**Data for the task:**
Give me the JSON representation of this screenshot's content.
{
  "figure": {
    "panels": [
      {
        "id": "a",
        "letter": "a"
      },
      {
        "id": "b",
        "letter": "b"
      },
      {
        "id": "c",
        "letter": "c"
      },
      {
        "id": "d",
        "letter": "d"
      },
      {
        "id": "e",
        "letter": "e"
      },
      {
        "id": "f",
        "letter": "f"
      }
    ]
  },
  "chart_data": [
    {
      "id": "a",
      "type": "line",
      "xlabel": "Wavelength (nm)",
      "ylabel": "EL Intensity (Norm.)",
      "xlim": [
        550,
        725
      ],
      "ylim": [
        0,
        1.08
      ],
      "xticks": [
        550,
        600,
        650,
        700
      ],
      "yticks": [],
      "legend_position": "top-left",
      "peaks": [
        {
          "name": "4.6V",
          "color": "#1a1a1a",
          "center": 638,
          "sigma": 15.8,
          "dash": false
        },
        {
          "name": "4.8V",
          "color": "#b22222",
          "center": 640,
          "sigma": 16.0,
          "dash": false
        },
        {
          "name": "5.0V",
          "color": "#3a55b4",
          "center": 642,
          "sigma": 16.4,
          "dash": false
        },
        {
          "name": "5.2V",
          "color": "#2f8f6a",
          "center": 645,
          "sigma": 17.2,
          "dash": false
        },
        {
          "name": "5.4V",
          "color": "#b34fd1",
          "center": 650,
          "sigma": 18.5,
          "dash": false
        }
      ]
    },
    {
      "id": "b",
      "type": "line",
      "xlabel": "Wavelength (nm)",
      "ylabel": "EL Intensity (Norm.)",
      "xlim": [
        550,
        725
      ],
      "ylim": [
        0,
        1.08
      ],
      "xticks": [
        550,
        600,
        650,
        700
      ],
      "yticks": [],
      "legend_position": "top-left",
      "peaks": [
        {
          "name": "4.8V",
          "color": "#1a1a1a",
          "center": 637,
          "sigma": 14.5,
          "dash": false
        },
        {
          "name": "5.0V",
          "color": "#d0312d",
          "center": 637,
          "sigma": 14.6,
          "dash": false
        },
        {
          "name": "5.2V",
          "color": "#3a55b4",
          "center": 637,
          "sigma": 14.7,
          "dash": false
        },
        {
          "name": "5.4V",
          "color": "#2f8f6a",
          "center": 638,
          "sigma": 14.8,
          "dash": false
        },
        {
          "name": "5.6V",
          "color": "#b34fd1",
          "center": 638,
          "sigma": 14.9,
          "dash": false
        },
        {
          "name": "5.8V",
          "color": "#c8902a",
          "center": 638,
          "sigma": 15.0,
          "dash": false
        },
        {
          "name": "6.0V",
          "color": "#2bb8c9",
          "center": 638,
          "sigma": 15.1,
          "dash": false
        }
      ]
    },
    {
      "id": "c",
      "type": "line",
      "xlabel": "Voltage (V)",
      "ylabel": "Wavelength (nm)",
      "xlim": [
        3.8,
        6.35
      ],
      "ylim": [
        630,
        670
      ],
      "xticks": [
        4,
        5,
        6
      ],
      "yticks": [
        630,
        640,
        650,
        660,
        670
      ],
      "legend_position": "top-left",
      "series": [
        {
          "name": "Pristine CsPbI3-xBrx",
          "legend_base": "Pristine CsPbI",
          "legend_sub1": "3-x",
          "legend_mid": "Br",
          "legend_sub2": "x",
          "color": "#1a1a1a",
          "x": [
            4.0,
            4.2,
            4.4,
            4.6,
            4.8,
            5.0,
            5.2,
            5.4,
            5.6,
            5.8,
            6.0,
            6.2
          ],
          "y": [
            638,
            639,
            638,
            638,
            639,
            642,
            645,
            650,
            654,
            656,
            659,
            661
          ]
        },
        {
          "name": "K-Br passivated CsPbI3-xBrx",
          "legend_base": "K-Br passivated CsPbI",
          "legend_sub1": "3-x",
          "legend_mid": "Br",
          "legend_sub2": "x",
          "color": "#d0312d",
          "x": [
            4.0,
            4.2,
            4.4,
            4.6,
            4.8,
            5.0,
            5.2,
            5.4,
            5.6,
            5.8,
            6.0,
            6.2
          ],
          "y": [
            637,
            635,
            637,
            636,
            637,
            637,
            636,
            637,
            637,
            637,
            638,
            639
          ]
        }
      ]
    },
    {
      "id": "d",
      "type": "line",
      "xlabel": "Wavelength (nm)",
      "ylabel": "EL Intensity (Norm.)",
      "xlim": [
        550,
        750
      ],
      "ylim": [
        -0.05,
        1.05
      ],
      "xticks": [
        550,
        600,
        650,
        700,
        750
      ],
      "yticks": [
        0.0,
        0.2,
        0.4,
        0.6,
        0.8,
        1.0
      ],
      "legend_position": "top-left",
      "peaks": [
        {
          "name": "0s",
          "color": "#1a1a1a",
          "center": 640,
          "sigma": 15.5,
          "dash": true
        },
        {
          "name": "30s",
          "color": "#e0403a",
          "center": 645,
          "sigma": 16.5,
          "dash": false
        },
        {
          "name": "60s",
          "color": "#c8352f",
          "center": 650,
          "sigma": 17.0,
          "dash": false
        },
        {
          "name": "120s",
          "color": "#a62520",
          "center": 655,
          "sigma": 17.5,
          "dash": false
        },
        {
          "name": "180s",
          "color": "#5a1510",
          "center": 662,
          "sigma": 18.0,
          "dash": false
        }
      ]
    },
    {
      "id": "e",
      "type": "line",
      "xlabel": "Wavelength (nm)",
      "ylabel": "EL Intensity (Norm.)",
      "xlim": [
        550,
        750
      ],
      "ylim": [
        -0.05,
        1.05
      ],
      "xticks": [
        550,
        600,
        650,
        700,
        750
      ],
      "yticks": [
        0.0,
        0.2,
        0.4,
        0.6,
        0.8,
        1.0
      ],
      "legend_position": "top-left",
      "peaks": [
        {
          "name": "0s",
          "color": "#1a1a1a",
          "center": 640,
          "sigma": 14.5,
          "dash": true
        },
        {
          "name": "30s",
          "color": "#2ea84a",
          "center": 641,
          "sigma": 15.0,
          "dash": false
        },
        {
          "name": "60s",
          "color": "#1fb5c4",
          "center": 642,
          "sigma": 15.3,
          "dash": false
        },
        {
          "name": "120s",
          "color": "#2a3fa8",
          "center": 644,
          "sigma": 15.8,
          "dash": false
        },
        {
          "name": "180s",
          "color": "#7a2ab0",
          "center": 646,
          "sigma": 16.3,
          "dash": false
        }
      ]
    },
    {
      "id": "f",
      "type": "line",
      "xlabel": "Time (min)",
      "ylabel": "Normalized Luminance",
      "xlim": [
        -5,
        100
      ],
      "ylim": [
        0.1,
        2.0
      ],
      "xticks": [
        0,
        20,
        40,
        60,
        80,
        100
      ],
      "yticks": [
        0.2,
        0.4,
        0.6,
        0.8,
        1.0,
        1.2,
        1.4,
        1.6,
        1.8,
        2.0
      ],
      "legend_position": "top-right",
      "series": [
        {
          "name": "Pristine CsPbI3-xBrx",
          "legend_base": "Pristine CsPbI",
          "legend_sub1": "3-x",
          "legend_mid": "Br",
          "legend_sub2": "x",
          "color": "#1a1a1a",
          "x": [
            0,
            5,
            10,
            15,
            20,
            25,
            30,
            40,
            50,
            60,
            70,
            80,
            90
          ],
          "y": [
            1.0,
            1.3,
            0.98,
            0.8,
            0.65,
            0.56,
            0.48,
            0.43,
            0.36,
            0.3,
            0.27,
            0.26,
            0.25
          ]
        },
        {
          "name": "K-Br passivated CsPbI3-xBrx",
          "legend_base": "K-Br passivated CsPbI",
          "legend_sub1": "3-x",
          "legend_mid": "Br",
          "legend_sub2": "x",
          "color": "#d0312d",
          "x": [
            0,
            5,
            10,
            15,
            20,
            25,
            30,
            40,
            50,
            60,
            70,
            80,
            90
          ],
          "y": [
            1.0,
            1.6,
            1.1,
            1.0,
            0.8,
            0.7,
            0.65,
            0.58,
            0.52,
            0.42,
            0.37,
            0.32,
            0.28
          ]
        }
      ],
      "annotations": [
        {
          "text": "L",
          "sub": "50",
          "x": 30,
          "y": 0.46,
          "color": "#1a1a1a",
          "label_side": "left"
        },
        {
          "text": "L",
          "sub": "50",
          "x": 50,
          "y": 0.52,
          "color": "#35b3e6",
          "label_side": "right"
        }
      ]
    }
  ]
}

**Problem to solve:** Give the number of lines that hold the word "letter" in these records, with nothing added.

**Task result:** 6